(Stored items from a collection)
— Begin —

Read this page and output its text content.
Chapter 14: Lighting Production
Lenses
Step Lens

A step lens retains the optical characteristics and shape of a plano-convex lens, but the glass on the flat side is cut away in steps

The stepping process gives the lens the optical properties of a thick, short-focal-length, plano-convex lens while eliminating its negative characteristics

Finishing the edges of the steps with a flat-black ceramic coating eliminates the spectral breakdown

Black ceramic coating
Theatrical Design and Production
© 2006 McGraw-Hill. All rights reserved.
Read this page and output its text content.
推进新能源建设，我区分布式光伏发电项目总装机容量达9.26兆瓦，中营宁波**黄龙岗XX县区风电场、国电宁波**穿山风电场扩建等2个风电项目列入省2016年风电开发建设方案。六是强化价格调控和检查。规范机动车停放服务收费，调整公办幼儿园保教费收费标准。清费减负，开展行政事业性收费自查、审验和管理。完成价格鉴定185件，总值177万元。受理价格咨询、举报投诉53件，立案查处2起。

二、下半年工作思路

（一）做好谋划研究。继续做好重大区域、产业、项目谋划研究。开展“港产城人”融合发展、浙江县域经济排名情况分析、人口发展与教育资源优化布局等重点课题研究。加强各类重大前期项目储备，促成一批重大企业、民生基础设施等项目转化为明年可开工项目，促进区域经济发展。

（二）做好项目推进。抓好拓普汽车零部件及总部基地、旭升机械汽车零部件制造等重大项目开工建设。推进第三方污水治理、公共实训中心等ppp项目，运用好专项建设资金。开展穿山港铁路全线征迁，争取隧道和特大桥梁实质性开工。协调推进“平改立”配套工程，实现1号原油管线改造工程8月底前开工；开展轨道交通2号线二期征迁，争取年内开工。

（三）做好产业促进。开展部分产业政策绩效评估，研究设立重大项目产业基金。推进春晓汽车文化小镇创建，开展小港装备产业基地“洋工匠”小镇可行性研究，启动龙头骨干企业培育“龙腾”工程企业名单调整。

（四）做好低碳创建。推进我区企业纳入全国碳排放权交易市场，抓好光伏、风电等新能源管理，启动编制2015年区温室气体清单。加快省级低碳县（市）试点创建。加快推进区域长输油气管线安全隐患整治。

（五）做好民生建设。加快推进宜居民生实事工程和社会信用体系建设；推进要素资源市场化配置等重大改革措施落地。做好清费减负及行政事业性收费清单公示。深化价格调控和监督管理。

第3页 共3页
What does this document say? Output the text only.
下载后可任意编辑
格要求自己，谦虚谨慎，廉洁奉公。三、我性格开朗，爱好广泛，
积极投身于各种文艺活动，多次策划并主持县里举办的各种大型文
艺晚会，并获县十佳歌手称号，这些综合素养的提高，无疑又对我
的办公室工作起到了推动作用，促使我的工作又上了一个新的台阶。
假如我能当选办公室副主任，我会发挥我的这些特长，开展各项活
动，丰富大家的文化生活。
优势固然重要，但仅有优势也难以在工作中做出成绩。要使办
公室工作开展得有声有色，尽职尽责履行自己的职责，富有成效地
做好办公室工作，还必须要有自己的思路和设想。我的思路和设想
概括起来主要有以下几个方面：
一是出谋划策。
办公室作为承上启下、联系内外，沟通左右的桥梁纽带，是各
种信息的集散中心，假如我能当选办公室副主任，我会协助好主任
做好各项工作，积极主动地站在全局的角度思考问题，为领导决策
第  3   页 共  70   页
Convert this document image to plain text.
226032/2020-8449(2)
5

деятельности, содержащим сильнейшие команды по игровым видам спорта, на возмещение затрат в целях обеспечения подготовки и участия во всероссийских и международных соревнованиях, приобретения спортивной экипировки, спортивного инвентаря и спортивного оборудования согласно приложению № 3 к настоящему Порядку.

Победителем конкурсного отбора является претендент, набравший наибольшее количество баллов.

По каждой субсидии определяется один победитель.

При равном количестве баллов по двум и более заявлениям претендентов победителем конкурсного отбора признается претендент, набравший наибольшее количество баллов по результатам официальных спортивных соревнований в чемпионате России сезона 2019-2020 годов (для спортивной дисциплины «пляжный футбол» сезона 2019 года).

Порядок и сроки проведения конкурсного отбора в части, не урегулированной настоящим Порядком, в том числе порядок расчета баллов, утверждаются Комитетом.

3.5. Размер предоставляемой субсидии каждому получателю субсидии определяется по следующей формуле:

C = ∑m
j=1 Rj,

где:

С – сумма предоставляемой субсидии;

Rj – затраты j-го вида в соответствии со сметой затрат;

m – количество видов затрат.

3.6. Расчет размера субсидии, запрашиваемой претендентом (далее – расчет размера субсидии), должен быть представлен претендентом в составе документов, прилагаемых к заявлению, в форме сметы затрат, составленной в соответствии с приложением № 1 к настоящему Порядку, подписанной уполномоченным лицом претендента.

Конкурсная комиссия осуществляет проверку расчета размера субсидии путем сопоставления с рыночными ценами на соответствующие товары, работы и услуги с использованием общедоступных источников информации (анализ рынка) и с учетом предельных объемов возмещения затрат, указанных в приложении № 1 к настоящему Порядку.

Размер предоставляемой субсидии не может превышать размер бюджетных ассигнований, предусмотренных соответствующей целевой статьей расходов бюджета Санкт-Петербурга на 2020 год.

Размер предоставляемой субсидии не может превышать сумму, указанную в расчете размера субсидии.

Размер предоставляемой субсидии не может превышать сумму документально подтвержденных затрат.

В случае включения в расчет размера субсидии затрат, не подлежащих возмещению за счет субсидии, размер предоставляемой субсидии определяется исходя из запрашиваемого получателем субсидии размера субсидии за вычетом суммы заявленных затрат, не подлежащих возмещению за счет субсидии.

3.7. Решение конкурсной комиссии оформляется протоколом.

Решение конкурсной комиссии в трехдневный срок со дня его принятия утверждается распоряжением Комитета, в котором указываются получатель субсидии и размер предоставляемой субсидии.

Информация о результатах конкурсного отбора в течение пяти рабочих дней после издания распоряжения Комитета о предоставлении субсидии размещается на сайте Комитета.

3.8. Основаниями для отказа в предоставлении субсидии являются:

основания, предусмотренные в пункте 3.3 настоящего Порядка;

— End —

[TASK TO COMPLETE] Reproduce the material in full, with no word added or dropped.

[FULL OUTPUT]
Read this page and output its text content.
Chapter 14: Lighting Production
Lenses
Step Lens

A step lens retains the optical characteristics and shape of a plano-convex lens, but the glass on the flat side is cut away in steps

The stepping process gives the lens the optical properties of a thick, short-focal-length, plano-convex lens while eliminating its negative characteristics

Finishing the edges of the steps with a flat-black ceramic coating eliminates the spectral breakdown

Black ceramic coating
Theatrical Design and Production
© 2006 McGraw-Hill. All rights reserved.
Read this page and output its text content.
推进新能源建设，我区分布式光伏发电项目总装机容量达9.26兆瓦，中营宁波**黄龙岗XX县区风电场、国电宁波**穿山风电场扩建等2个风电项目列入省2016年风电开发建设方案。六是强化价格调控和检查。规范机动车停放服务收费，调整公办幼儿园保教费收费标准。清费减负，开展行政事业性收费自查、审验和管理。完成价格鉴定185件，总值177万元。受理价格咨询、举报投诉53件，立案查处2起。

二、下半年工作思路

（一）做好谋划研究。继续做好重大区域、产业、项目谋划研究。开展“港产城人”融合发展、浙江县域经济排名情况分析、人口发展与教育资源优化布局等重点课题研究。加强各类重大前期项目储备，促成一批重大企业、民生基础设施等项目转化为明年可开工项目，促进区域经济发展。

（二）做好项目推进。抓好拓普汽车零部件及总部基地、旭升机械汽车零部件制造等重大项目开工建设。推进第三方污水治理、公共实训中心等ppp项目，运用好专项建设资金。开展穿山港铁路全线征迁，争取隧道和特大桥梁实质性开工。协调推进“平改立”配套工程，实现1号原油管线改造工程8月底前开工；开展轨道交通2号线二期征迁，争取年内开工。

（三）做好产业促进。开展部分产业政策绩效评估，研究设立重大项目产业基金。推进春晓汽车文化小镇创建，开展小港装备产业基地“洋工匠”小镇可行性研究，启动龙头骨干企业培育“龙腾”工程企业名单调整。

（四）做好低碳创建。推进我区企业纳入全国碳排放权交易市场，抓好光伏、风电等新能源管理，启动编制2015年区温室气体清单。加快省级低碳县（市）试点创建。加快推进区域长输油气管线安全隐患整治。

（五）做好民生建设。加快推进宜居民生实事工程和社会信用体系建设；推进要素资源市场化配置等重大改革措施落地。做好清费减负及行政事业性收费清单公示。深化价格调控和监督管理。

第3页 共3页
What does this document say? Output the text only.
下载后可任意编辑
格要求自己，谦虚谨慎，廉洁奉公。三、我性格开朗，爱好广泛，
积极投身于各种文艺活动，多次策划并主持县里举办的各种大型文
艺晚会，并获县十佳歌手称号，这些综合素养的提高，无疑又对我
的办公室工作起到了推动作用，促使我的工作又上了一个新的台阶。
假如我能当选办公室副主任，我会发挥我的这些特长，开展各项活
动，丰富大家的文化生活。
优势固然重要，但仅有优势也难以在工作中做出成绩。要使办
公室工作开展得有声有色，尽职尽责履行自己的职责，富有成效地
做好办公室工作，还必须要有自己的思路和设想。我的思路和设想
概括起来主要有以下几个方面：
一是出谋划策。
办公室作为承上启下、联系内外，沟通左右的桥梁纽带，是各
种信息的集散中心，假如我能当选办公室副主任，我会协助好主任
做好各项工作，积极主动地站在全局的角度思考问题，为领导决策
第  3   页 共  70   页
Convert this document image to plain text.
226032/2020-8449(2)
5

деятельности, содержащим сильнейшие команды по игровым видам спорта, на возмещение затрат в целях обеспечения подготовки и участия во всероссийских и международных соревнованиях, приобретения спортивной экипировки, спортивного инвентаря и спортивного оборудования согласно приложению № 3 к настоящему Порядку.

Победителем конкурсного отбора является претендент, набравший наибольшее количество баллов.

По каждой субсидии определяется один победитель.

При равном количестве баллов по двум и более заявлениям претендентов победителем конкурсного отбора признается претендент, набравший наибольшее количество баллов по результатам официальных спортивных соревнований в чемпионате России сезона 2019-2020 годов (для спортивной дисциплины «пляжный футбол» сезона 2019 года).

Порядок и сроки проведения конкурсного отбора в части, не урегулированной настоящим Порядком, в том числе порядок расчета баллов, утверждаются Комитетом.

3.5. Размер предоставляемой субсидии каждому получателю субсидии определяется по следующей формуле:

C = ∑m
j=1 Rj,

где:

С – сумма предоставляемой субсидии;

Rj – затраты j-го вида в соответствии со сметой затрат;

m – количество видов затрат.

3.6. Расчет размера субсидии, запрашиваемой претендентом (далее – расчет размера субсидии), должен быть представлен претендентом в составе документов, прилагаемых к заявлению, в форме сметы затрат, составленной в соответствии с приложением № 1 к настоящему Порядку, подписанной уполномоченным лицом претендента.

Конкурсная комиссия осуществляет проверку расчета размера субсидии путем сопоставления с рыночными ценами на соответствующие товары, работы и услуги с использованием общедоступных источников информации (анализ рынка) и с учетом предельных объемов возмещения затрат, указанных в приложении № 1 к настоящему Порядку.

Размер предоставляемой субсидии не может превышать размер бюджетных ассигнований, предусмотренных соответствующей целевой статьей расходов бюджета Санкт-Петербурга на 2020 год.

Размер предоставляемой субсидии не может превышать сумму, указанную в расчете размера субсидии.

Размер предоставляемой субсидии не может превышать сумму документально подтвержденных затрат.

В случае включения в расчет размера субсидии затрат, не подлежащих возмещению за счет субсидии, размер предоставляемой субсидии определяется исходя из запрашиваемого получателем субсидии размера субсидии за вычетом суммы заявленных затрат, не подлежащих возмещению за счет субсидии.

3.7. Решение конкурсной комиссии оформляется протоколом.

Решение конкурсной комиссии в трехдневный срок со дня его принятия утверждается распоряжением Комитета, в котором указываются получатель субсидии и размер предоставляемой субсидии.

Информация о результатах конкурсного отбора в течение пяти рабочих дней после издания распоряжения Комитета о предоставлении субсидии размещается на сайте Комитета.

3.8. Основаниями для отказа в предоставлении субсидии являются:

основания, предусмотренные в пункте 3.3 настоящего Порядка;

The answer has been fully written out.